▶ What you need to do
Write out the full set of records below exactly.

━━━━━━━━

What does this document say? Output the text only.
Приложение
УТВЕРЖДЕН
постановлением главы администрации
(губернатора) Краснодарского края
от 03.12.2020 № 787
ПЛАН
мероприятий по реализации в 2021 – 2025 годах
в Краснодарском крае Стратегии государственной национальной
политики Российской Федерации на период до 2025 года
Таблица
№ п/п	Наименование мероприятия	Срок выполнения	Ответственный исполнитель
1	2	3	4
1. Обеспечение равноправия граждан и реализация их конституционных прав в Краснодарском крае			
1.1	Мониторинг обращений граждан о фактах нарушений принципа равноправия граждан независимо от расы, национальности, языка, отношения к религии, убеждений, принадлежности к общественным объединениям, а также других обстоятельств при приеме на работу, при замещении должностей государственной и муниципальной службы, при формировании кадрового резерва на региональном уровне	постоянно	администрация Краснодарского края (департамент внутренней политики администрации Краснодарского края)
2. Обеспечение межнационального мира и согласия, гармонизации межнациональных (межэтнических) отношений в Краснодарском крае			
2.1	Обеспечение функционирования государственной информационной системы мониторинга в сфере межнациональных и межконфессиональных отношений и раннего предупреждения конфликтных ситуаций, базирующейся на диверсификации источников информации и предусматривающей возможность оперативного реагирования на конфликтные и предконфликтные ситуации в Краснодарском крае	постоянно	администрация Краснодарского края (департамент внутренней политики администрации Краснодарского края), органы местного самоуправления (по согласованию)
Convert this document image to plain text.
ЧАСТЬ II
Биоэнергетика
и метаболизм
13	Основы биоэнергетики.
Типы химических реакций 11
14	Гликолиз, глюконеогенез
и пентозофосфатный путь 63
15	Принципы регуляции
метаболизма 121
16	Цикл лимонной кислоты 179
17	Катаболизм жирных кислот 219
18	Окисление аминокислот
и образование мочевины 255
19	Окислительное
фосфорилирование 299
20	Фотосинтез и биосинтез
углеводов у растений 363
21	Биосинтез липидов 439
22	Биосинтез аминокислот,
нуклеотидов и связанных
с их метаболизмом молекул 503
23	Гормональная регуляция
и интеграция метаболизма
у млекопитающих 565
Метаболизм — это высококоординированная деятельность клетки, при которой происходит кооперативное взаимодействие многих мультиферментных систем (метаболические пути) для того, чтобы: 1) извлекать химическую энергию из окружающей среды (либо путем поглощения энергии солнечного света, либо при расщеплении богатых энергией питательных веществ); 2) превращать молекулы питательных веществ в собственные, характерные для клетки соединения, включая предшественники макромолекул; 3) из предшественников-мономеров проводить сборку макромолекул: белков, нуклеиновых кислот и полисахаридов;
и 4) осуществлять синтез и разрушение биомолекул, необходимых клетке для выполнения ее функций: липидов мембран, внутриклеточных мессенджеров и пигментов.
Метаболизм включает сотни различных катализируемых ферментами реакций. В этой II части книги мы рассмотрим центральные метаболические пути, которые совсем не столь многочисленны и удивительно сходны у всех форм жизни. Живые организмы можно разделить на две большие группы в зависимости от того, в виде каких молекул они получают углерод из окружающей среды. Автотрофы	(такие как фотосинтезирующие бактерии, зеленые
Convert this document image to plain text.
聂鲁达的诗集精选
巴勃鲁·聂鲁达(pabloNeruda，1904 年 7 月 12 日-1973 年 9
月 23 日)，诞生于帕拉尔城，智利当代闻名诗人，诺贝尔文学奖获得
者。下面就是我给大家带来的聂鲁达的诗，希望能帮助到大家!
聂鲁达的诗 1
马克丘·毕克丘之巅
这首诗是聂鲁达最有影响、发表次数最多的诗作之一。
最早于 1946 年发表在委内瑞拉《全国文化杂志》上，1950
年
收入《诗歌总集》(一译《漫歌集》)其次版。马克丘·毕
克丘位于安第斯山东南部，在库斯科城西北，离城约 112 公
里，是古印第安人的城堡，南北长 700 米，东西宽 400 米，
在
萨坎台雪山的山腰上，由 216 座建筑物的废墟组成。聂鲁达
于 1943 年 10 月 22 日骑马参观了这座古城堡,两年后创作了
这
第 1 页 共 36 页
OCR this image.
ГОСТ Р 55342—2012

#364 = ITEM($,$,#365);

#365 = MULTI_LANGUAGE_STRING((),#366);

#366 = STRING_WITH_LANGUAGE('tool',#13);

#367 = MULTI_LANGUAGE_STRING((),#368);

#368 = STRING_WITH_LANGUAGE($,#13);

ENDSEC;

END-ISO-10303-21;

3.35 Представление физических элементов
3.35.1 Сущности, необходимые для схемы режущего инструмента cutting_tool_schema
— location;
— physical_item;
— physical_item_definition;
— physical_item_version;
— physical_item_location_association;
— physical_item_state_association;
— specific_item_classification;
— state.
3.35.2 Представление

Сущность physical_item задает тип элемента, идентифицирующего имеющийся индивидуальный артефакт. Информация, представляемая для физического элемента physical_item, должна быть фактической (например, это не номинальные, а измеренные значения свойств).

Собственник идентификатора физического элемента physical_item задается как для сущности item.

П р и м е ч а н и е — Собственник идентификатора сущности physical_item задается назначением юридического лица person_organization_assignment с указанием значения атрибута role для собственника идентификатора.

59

━━━━━━━━

▶ Completed task
What does this document say? Output the text only.
Приложение
УТВЕРЖДЕН
постановлением главы администрации
(губернатора) Краснодарского края
от 03.12.2020 № 787
ПЛАН
мероприятий по реализации в 2021 – 2025 годах
в Краснодарском крае Стратегии государственной национальной
политики Российской Федерации на период до 2025 года
Таблица
№ п/п	Наименование мероприятия	Срок выполнения	Ответственный исполнитель
1	2	3	4
1. Обеспечение равноправия граждан и реализация их конституционных прав в Краснодарском крае			
1.1	Мониторинг обращений граждан о фактах нарушений принципа равноправия граждан независимо от расы, национальности, языка, отношения к религии, убеждений, принадлежности к общественным объединениям, а также других обстоятельств при приеме на работу, при замещении должностей государственной и муниципальной службы, при формировании кадрового резерва на региональном уровне	постоянно	администрация Краснодарского края (департамент внутренней политики администрации Краснодарского края)
2. Обеспечение межнационального мира и согласия, гармонизации межнациональных (межэтнических) отношений в Краснодарском крае			
2.1	Обеспечение функционирования государственной информационной системы мониторинга в сфере межнациональных и межконфессиональных отношений и раннего предупреждения конфликтных ситуаций, базирующейся на диверсификации источников информации и предусматривающей возможность оперативного реагирования на конфликтные и предконфликтные ситуации в Краснодарском крае	постоянно	администрация Краснодарского края (департамент внутренней политики администрации Краснодарского края), органы местного самоуправления (по согласованию)
Convert this document image to plain text.
ЧАСТЬ II
Биоэнергетика
и метаболизм
13	Основы биоэнергетики.
Типы химических реакций 11
14	Гликолиз, глюконеогенез
и пентозофосфатный путь 63
15	Принципы регуляции
метаболизма 121
16	Цикл лимонной кислоты 179
17	Катаболизм жирных кислот 219
18	Окисление аминокислот
и образование мочевины 255
19	Окислительное
фосфорилирование 299
20	Фотосинтез и биосинтез
углеводов у растений 363
21	Биосинтез липидов 439
22	Биосинтез аминокислот,
нуклеотидов и связанных
с их метаболизмом молекул 503
23	Гормональная регуляция
и интеграция метаболизма
у млекопитающих 565
Метаболизм — это высококоординированная деятельность клетки, при которой происходит кооперативное взаимодействие многих мультиферментных систем (метаболические пути) для того, чтобы: 1) извлекать химическую энергию из окружающей среды (либо путем поглощения энергии солнечного света, либо при расщеплении богатых энергией питательных веществ); 2) превращать молекулы питательных веществ в собственные, характерные для клетки соединения, включая предшественники макромолекул; 3) из предшественников-мономеров проводить сборку макромолекул: белков, нуклеиновых кислот и полисахаридов;
и 4) осуществлять синтез и разрушение биомолекул, необходимых клетке для выполнения ее функций: липидов мембран, внутриклеточных мессенджеров и пигментов.
Метаболизм включает сотни различных катализируемых ферментами реакций. В этой II части книги мы рассмотрим центральные метаболические пути, которые совсем не столь многочисленны и удивительно сходны у всех форм жизни. Живые организмы можно разделить на две большие группы в зависимости от того, в виде каких молекул они получают углерод из окружающей среды. Автотрофы	(такие как фотосинтезирующие бактерии, зеленые
Convert this document image to plain text.
聂鲁达的诗集精选
巴勃鲁·聂鲁达(pabloNeruda，1904 年 7 月 12 日-1973 年 9
月 23 日)，诞生于帕拉尔城，智利当代闻名诗人，诺贝尔文学奖获得
者。下面就是我给大家带来的聂鲁达的诗，希望能帮助到大家!
聂鲁达的诗 1
马克丘·毕克丘之巅
这首诗是聂鲁达最有影响、发表次数最多的诗作之一。
最早于 1946 年发表在委内瑞拉《全国文化杂志》上，1950
年
收入《诗歌总集》(一译《漫歌集》)其次版。马克丘·毕
克丘位于安第斯山东南部，在库斯科城西北，离城约 112 公
里，是古印第安人的城堡，南北长 700 米，东西宽 400 米，
在
萨坎台雪山的山腰上，由 216 座建筑物的废墟组成。聂鲁达
于 1943 年 10 月 22 日骑马参观了这座古城堡,两年后创作了
这
第 1 页 共 36 页
OCR this image.
ГОСТ Р 55342—2012

#364 = ITEM($,$,#365);

#365 = MULTI_LANGUAGE_STRING((),#366);

#366 = STRING_WITH_LANGUAGE('tool',#13);

#367 = MULTI_LANGUAGE_STRING((),#368);

#368 = STRING_WITH_LANGUAGE($,#13);

ENDSEC;

END-ISO-10303-21;

3.35 Представление физических элементов
3.35.1 Сущности, необходимые для схемы режущего инструмента cutting_tool_schema
— location;
— physical_item;
— physical_item_definition;
— physical_item_version;
— physical_item_location_association;
— physical_item_state_association;
— specific_item_classification;
— state.
3.35.2 Представление

Сущность physical_item задает тип элемента, идентифицирующего имеющийся индивидуальный артефакт. Информация, представляемая для физического элемента physical_item, должна быть фактической (например, это не номинальные, а измеренные значения свойств).

Собственник идентификатора физического элемента physical_item задается как для сущности item.

П р и м е ч а н и е — Собственник идентификатора сущности physical_item задается назначением юридического лица person_organization_assignment с указанием значения атрибута role для собственника идентификатора.

59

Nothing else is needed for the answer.